What the task asks: Your task is to transcribe all the entries exactly, excluding pictures.

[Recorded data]
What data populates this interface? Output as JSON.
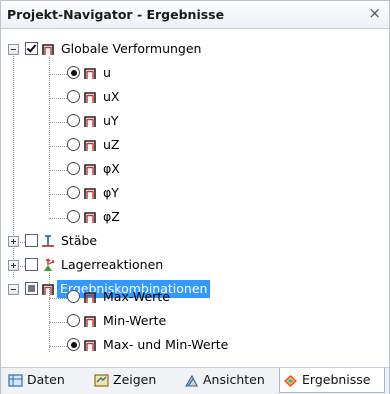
{
  "panel": {
    "title": "Projekt-Navigator - Ergebnisse",
    "close_glyph": "×"
  },
  "tree": {
    "globale": {
      "label": "Globale Verformungen",
      "expanded": true,
      "checked": true,
      "children": [
        {
          "label": "u",
          "selected": true
        },
        {
          "label": "uX",
          "selected": false
        },
        {
          "label": "uY",
          "selected": false
        },
        {
          "label": "uZ",
          "selected": false
        },
        {
          "label": "φX",
          "selected": false
        },
        {
          "label": "φY",
          "selected": false
        },
        {
          "label": "φZ",
          "selected": false
        }
      ]
    },
    "staebe": {
      "label": "Stäbe",
      "expanded": false,
      "checked": false
    },
    "lager": {
      "label": "Lagerreaktionen",
      "expanded": false,
      "checked": false
    },
    "ergebnis": {
      "label": "Ergebniskombinationen",
      "expanded": true,
      "highlighted": true,
      "children": [
        {
          "label": "Max-Werte",
          "selected": false
        },
        {
          "label": "Min-Werte",
          "selected": false
        },
        {
          "label": "Max- und Min-Werte",
          "selected": true
        }
      ]
    }
  },
  "tabs": [
    {
      "label": "Daten",
      "icon": "data-icon",
      "active": false
    },
    {
      "label": "Zeigen",
      "icon": "display-icon",
      "active": false
    },
    {
      "label": "Ansichten",
      "icon": "views-icon",
      "active": false
    },
    {
      "label": "Ergebnisse",
      "icon": "results-icon",
      "active": true
    }
  ],
  "colors": {
    "selection": "#3399ff",
    "accent_red": "#c0392b",
    "icon_blue": "#2a6fb5"
  }
}
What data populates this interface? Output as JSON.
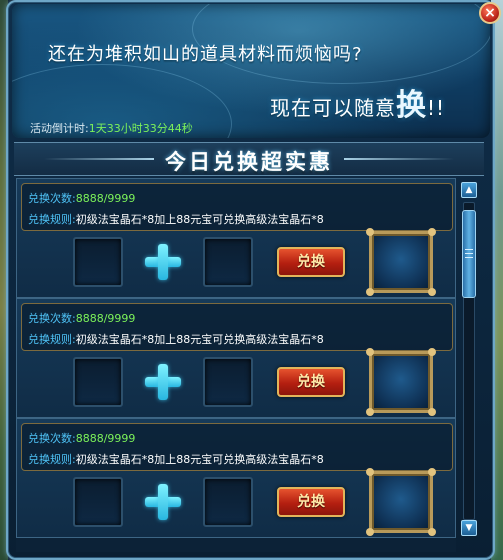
{
  "banner": {
    "headline_line1": "还在为堆积如山的道具材料而烦恼吗?",
    "headline_line2_prefix": "现在可以随意",
    "headline_line2_big": "换",
    "headline_line2_suffix": "!!",
    "countdown_label": "活动倒计时:",
    "countdown_value": "1天33小时33分44秒"
  },
  "window": {
    "close_glyph": "×",
    "close_icon": "close-icon"
  },
  "section": {
    "title": "今日兑换超实惠"
  },
  "exchange_items": [
    {
      "count_label": "兑换次数:",
      "count_value": "8888/9999",
      "rule_label": "兑换规则:",
      "rule_text": "初级法宝晶石*8加上88元宝可兑换高级法宝晶石*8",
      "button_label": "兑换"
    },
    {
      "count_label": "兑换次数:",
      "count_value": "8888/9999",
      "rule_label": "兑换规则:",
      "rule_text": "初级法宝晶石*8加上88元宝可兑换高级法宝晶石*8",
      "button_label": "兑换"
    },
    {
      "count_label": "兑换次数:",
      "count_value": "8888/9999",
      "rule_label": "兑换规则:",
      "rule_text": "初级法宝晶石*8加上88元宝可兑换高级法宝晶石*8",
      "button_label": "兑换"
    }
  ],
  "icons": {
    "plus": "plus-icon",
    "scroll_up": "arrow-up-icon",
    "scroll_down": "arrow-down-icon"
  },
  "colors": {
    "label_blue": "#4fc3f7",
    "count_green": "#7cf25a",
    "button_red": "#b41f10",
    "frame_gold": "#b89a5a"
  }
}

Task output:
What data populates this interface? Output as JSON.
{
  "panel": {
    "title": "Projekt-Navigator - Ergebnisse",
    "close_glyph": "×"
  },
  "tree": {
    "globale": {
      "label": "Globale Verformungen",
      "expanded": true,
      "checked": true,
      "children": [
        {
          "label": "u",
          "selected": true
        },
        {
          "label": "uX",
          "selected": false
        },
        {
          "label": "uY",
          "selected": false
        },
        {
          "label": "uZ",
          "selected": false
        },
        {
          "label": "φX",
          "selected": false
        },
        {
          "label": "φY",
          "selected": false
        },
        {
          "label": "φZ",
          "selected": false
        }
      ]
    },
    "staebe": {
      "label": "Stäbe",
      "expanded": false,
      "checked": false
    },
    "lager": {
      "label": "Lagerreaktionen",
      "expanded": false,
      "checked": false
    },
    "ergebnis": {
      "label": "Ergebniskombinationen",
      "expanded": true,
      "highlighted": true,
      "children": [
        {
          "label": "Max-Werte",
          "selected": false
        },
        {
          "label": "Min-Werte",
          "selected": false
        },
        {
          "label": "Max- und Min-Werte",
          "selected": true
        }
      ]
    }
  },
  "tabs": [
    {
      "label": "Daten",
      "icon": "data-icon",
      "active": false
    },
    {
      "label": "Zeigen",
      "icon": "display-icon",
      "active": false
    },
    {
      "label": "Ansichten",
      "icon": "views-icon",
      "active": false
    },
    {
      "label": "Ergebnisse",
      "icon": "results-icon",
      "active": true
    }
  ],
  "colors": {
    "selection": "#3399ff",
    "accent_red": "#c0392b",
    "icon_blue": "#2a6fb5"
  }
}
What data populates this interface? Output as JSON.
{
  "banner": {
    "headline_line1": "还在为堆积如山的道具材料而烦恼吗?",
    "headline_line2_prefix": "现在可以随意",
    "headline_line2_big": "换",
    "headline_line2_suffix": "!!",
    "countdown_label": "活动倒计时:",
    "countdown_value": "1天33小时33分44秒"
  },
  "window": {
    "close_glyph": "×",
    "close_icon": "close-icon"
  },
  "section": {
    "title": "今日兑换超实惠"
  },
  "exchange_items": [
    {
      "count_label": "兑换次数:",
      "count_value": "8888/9999",
      "rule_label": "兑换规则:",
      "rule_text": "初级法宝晶石*8加上88元宝可兑换高级法宝晶石*8",
      "button_label": "兑换"
    },
    {
      "count_label": "兑换次数:",
      "count_value": "8888/9999",
      "rule_label": "兑换规则:",
      "rule_text": "初级法宝晶石*8加上88元宝可兑换高级法宝晶石*8",
      "button_label": "兑换"
    },
    {
      "count_label": "兑换次数:",
      "count_value": "8888/9999",
      "rule_label": "兑换规则:",
      "rule_text": "初级法宝晶石*8加上88元宝可兑换高级法宝晶石*8",
      "button_label": "兑换"
    }
  ],
  "icons": {
    "plus": "plus-icon",
    "scroll_up": "arrow-up-icon",
    "scroll_down": "arrow-down-icon"
  },
  "colors": {
    "label_blue": "#4fc3f7",
    "count_green": "#7cf25a",
    "button_red": "#b41f10",
    "frame_gold": "#b89a5a"
  }
}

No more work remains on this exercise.